| TEXTO FORNECIDO |
==============================

Roubaram
de novo o meu toco
Wanderlino
Arruda
Para mim, mesmo como brincadeira
de jovens, é um ato de
violência tirar, na calada
da noite, o meu toco de doze anos
de serventia. E um pedaço
de madeira velha estragada pelo
sol e pela chuva, sofrido pelos
maus tratos da meninada, pisado,
rolado, empurrado. É tudo
muito primitivo, com profundas
fendas do próprio
corte a machado, sem casca, um
eterno banco de fim de rua, mas
é meu, da minha família
incluindo as moças que
moram em nossa casa. Explico melhor:
quando mudamos para a nova casa,
também na rua São
Sebastião, próxima
ao Corredor do Pequi (perdoe-me
Iara, Rua Cel. Francisco José
Souto), na confecção
de duas mesas, sobrou-nos um pedaço
roliço de madeira, não
usado por não ser de boa
qualidade e estar um pouco estragado.
Fora de uso, foi colocado na porta
da rua em cima do passeio, bem
colado ao muro, como se fosse
um banco ou um cepo deitado. Foi
uma beleza, útil todos
esses anos, um ótimo lugar
para se bater um papo com a vizinhança,
um ponto para as secretárias
namorarem, uma recepção
avançada dos rapazes e
moças para os seus amigos
também jovens.
Durante doze anos, nosso toco
ficou ali, como uma fortaleza,
uma garantia de bons encontros,
um marco de muita felicidade doméstica.
Os vizinhos se acostumaram com
ele. Servia até de referência
quando a gente chegava de táxi:
"- Pare naquele portão,
onde está o toco".
E os motoristas entendiam logo.
Pois um dia aconteceu o pior,
e o nosso toco sumiu. Enquanto
eu viajava de Brasília
para Montes Claros, na noite de
seis para sete de setembro,
quando vinha comemorar os meus
cinqüenta anos de vida e
os da Pátria, já
de madrugada, dei-me por falta
dele. Foi uma tristeza! Quando
os de casa acordaram, mesmo atarefados
com a festa, sentiram o mesmo
trauma, uma falta importante e
constrangedora: o toco sumiu,
sumira misteriosamente...

==============================

| EXERCÍCIOS A FAZER |
A) No texto sobre o toco, por quantos anos o toco ficou ali, na porta da rua?
B) Atualize o trecho do texto sobre o toco começando em "Fora de uso, foi" e terminando em "também jovens.", pondo "família" no lugar de "vizinhança".

| MATERIAL FORNECIDO |
==============================

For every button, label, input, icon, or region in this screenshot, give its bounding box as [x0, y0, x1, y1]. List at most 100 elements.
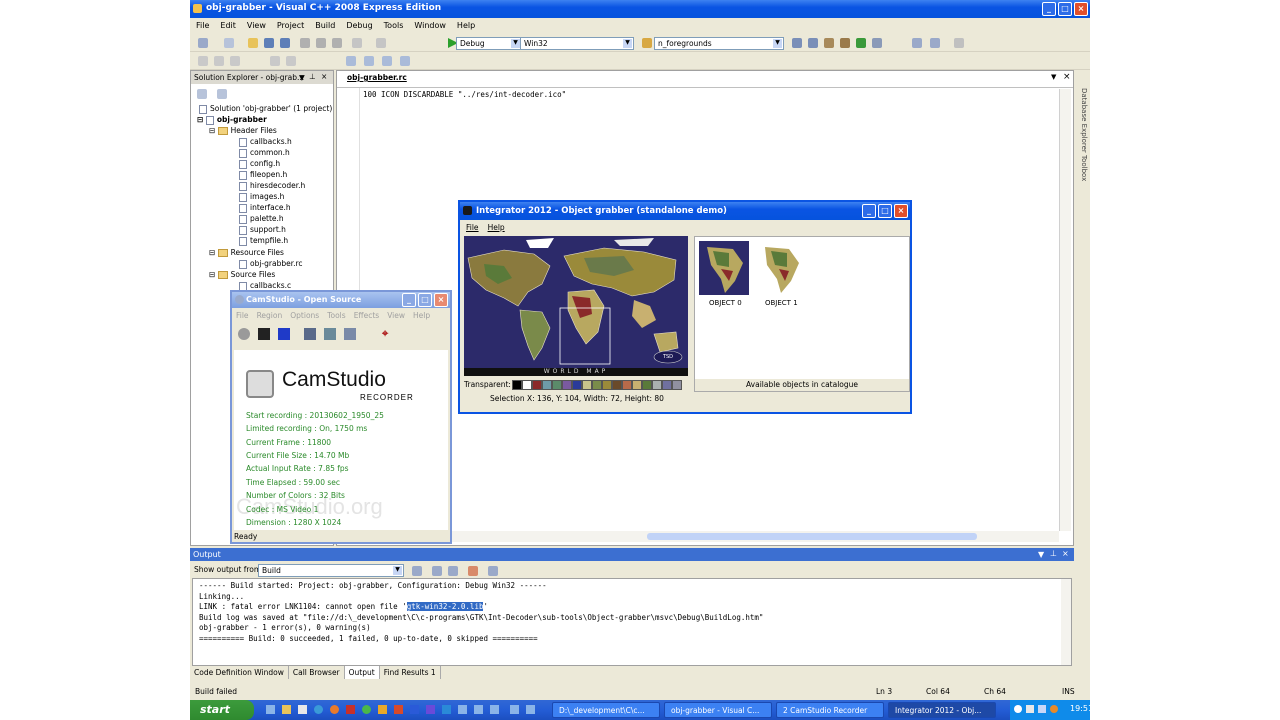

==============================

| RESPOSTAS |
A) Doze anos.

B)
Fora de uso, foi colocado na porta
da rua em cima do passeio, bem
colado ao muro, como se fosse
um banco ou um cepo deitado. Foi
uma beleza, útil todos
esses anos, um ótimo lugar
para se bater um papo com a família,
um ponto para as secretárias
namorarem, uma recepção
avançada dos rapazes e
moças para os seus amigos
também jovens.